--- START ---

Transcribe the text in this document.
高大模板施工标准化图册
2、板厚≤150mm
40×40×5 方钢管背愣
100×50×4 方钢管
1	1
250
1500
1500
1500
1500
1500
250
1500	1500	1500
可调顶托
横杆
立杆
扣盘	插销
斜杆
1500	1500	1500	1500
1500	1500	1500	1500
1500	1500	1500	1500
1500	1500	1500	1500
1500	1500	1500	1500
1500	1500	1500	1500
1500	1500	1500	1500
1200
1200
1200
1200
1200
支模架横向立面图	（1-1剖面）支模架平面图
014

--- END ---

**Problem requirements:** Extract every record and return it verbatim.

**Output:**
Transcribe the text in this document.
高大模板施工标准化图册
2、板厚≤150mm
40×40×5 方钢管背愣
100×50×4 方钢管
1	1
250
1500
1500
1500
1500
1500
250
1500	1500	1500
可调顶托
横杆
立杆
扣盘	插销
斜杆
1500	1500	1500	1500
1500	1500	1500	1500
1500	1500	1500	1500
1500	1500	1500	1500
1500	1500	1500	1500
1500	1500	1500	1500
1500	1500	1500	1500
1200
1200
1200
1200
1200
支模架横向立面图	（1-1剖面）支模架平面图
014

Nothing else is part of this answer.